TEXT BLOCK
Segment Open

I've been told that e-mails must come from a client's mail account to prevent the helpdesk getting spammed and loads of duplicate calls raised.
In order to achieve this, I'm trying to compose a mail message on the server, complete with a nice message in the body for the helpdesk and the error report as an attachment, then add it to the Response so that the user can download, open and send it.
I've tried, without success, to make use of the Outlook Interoperability Component which is a moot point because I've discovered in the last 6 hours of googling that creating more than a few Application instances is very resource intensive.
If you want the user to send an email client side, I don't see how System.Net.Mail will help you.
You have two options:
mailto:support#domain.com?subject=Error&body=Error message here...
get user to download email in some format, open it in their client and send it
Option 1 will probably break down with complex bodies. With Option 2, you need to find a format that is supported by all mail clients (that your users use).
With option 1, you could store the email details locally on your server against some Error ID and just send the email with an Error ID in the subject:
mailto:support#domain.com?subject=Error 987771 encountered
In one of our applications the user hits the generate button and it creates and opens the email in outlook. All they have to do is hit the send button. The functions is below.
public static void generateEmail(string emailTo, string ccTo, string subject, string body, bool bcc)

Segment Closed

Dataset entries:
Segment Open

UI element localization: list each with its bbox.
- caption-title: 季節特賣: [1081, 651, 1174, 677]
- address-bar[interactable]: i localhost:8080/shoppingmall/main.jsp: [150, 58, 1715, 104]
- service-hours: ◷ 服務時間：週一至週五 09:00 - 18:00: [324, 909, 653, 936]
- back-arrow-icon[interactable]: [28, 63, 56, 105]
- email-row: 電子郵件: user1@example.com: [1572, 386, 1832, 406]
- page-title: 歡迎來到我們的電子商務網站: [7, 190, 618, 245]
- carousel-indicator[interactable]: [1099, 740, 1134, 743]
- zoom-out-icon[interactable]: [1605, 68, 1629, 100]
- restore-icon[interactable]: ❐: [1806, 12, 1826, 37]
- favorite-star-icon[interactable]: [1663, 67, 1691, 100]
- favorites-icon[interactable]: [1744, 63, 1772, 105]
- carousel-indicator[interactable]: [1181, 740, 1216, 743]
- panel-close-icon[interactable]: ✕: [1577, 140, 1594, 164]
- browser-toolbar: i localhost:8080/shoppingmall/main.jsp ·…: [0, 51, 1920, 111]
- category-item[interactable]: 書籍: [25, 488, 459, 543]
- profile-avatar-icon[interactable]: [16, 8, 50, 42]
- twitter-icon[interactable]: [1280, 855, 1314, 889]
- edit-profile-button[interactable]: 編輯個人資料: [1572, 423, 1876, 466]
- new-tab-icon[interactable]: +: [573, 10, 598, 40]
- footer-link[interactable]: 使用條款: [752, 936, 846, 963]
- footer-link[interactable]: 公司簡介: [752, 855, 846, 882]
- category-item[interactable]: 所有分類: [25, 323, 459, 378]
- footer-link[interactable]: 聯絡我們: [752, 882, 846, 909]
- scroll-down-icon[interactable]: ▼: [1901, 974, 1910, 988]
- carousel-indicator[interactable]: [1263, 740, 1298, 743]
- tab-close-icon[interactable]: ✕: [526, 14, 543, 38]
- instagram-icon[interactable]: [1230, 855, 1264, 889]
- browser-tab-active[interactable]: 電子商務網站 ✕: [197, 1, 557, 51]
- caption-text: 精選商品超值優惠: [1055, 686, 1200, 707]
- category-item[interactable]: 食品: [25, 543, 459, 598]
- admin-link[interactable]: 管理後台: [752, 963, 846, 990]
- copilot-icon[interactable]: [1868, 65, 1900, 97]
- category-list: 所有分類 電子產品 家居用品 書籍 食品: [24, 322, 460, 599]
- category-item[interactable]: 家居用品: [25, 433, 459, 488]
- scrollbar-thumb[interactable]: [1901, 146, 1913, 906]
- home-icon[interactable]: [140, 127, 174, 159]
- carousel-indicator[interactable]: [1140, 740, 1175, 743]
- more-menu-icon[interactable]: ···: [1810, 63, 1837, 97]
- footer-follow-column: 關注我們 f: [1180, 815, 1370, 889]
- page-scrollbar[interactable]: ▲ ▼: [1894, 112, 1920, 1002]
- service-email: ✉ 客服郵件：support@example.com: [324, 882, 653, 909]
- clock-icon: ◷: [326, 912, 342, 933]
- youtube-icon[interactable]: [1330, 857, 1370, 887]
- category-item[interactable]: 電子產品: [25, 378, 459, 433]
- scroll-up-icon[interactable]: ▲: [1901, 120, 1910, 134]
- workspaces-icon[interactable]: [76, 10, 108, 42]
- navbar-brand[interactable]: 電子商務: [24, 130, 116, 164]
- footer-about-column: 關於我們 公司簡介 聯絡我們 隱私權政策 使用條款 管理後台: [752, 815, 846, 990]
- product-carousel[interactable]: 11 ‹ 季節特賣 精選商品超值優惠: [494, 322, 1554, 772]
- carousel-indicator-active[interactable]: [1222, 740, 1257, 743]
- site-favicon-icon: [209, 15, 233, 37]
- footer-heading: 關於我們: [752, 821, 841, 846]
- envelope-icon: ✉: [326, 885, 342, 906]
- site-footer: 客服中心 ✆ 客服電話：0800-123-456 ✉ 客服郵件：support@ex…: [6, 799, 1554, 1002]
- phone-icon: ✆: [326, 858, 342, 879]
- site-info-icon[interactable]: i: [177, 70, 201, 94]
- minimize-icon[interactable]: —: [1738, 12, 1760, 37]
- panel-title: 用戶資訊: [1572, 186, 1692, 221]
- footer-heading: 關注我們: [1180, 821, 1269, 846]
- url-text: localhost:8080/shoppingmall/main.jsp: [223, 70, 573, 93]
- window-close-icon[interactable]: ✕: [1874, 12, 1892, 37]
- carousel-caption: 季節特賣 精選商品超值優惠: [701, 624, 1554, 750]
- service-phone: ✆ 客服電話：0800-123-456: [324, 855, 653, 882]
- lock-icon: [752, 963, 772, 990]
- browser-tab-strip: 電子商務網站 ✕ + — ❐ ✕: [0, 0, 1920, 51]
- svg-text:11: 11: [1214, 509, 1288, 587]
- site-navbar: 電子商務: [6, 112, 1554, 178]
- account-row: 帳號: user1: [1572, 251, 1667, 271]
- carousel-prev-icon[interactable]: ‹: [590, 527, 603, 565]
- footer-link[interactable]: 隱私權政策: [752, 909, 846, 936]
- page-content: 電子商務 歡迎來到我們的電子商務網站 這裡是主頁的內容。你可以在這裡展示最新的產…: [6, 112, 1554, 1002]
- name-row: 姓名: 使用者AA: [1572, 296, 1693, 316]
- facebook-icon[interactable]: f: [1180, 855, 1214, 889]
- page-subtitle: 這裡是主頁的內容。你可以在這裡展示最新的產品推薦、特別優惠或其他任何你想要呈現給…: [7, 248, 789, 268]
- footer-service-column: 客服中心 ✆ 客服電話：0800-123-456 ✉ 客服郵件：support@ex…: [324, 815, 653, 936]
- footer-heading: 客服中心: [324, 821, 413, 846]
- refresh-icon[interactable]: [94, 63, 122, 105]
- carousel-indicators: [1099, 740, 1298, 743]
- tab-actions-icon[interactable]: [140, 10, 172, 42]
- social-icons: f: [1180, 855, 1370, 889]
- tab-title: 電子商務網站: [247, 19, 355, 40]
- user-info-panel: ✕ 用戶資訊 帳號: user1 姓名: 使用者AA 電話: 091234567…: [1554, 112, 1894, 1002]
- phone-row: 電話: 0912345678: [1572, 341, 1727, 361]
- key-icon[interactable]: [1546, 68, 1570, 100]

Segment Closed

REQUIRED ACTIONS
A. Answer these questions using the discussion of emailing error reports:
(i) Why must e-mails come from a client's mail account?
(ii) What did the writer discover about creating more than a few Application instances?
(iii) Which option does the reply say will probably break down with complex bodies?
B. Carry the discussion of emailing error reports forward from the point at which the text stops.
The lines bear no relation to the text.

ANSWERS PER TASK
A.
(i) To prevent the helpdesk getting spammed and loads of duplicate calls raised.
(ii) It is very resource intensive.
(iii) Option 1, the mailto link.

B.
{
Outlook.Application objOutlook = new Outlook.Application();
Outlook.MailItem mailItem = (Outlook.MailItem)(objOutlook.CreateItem(OlItemType.olMailItem));
/* Sets the recipient e-mails to be either sent by 'To:' or 'BCC:'
* depending on the boolean called 'bcc' passed. */
if (!(bcc))
{
mailItem.To = emailTo;
}
else
{
mailItem.BCC = emailTo;
}
mailItem.CC = ccTo;
mailItem.Subject = subject;
mailItem.Body = body;
mailItem.BodyFormat = OlBodyFormat.olFormatPlain;
mailItem.Display(mailItem);
}
As you can see it is outputting the email in plaintext at the moment because it was required to be blackberry friendly. You can easily change the format to HTML or richtext if you want some formatting options. For HTML use mailItem.HTMLBody
Hope this helps.
EDIT:
I should note that this is used in a C# Application and that it is referencing Microsoft.Office.Core and using Outlook in the Email class the function is located in.
The simple answer is that what you are trying to achieve isn't realistically achievable across all platforms and mail clients. When asked to do the improbable it is wise to come up with an alternative and suggest that.
Assuming that your fault report is only accessible from an error page then you've already got a barrier to spam - unless the spammers can force an exception.
I've always handled this by logging the fault and text into the database and integrating that with a ticketing system. Maybe also have a mailto: as Bruce suggest with subject=ID&body=text to allow the user to send something by email.
I don't think an .eml format file will help either - because they'll need to forward it, and most users would probably get confused.
A .eml is effectively plain text of the message including headers as per RFC-5322.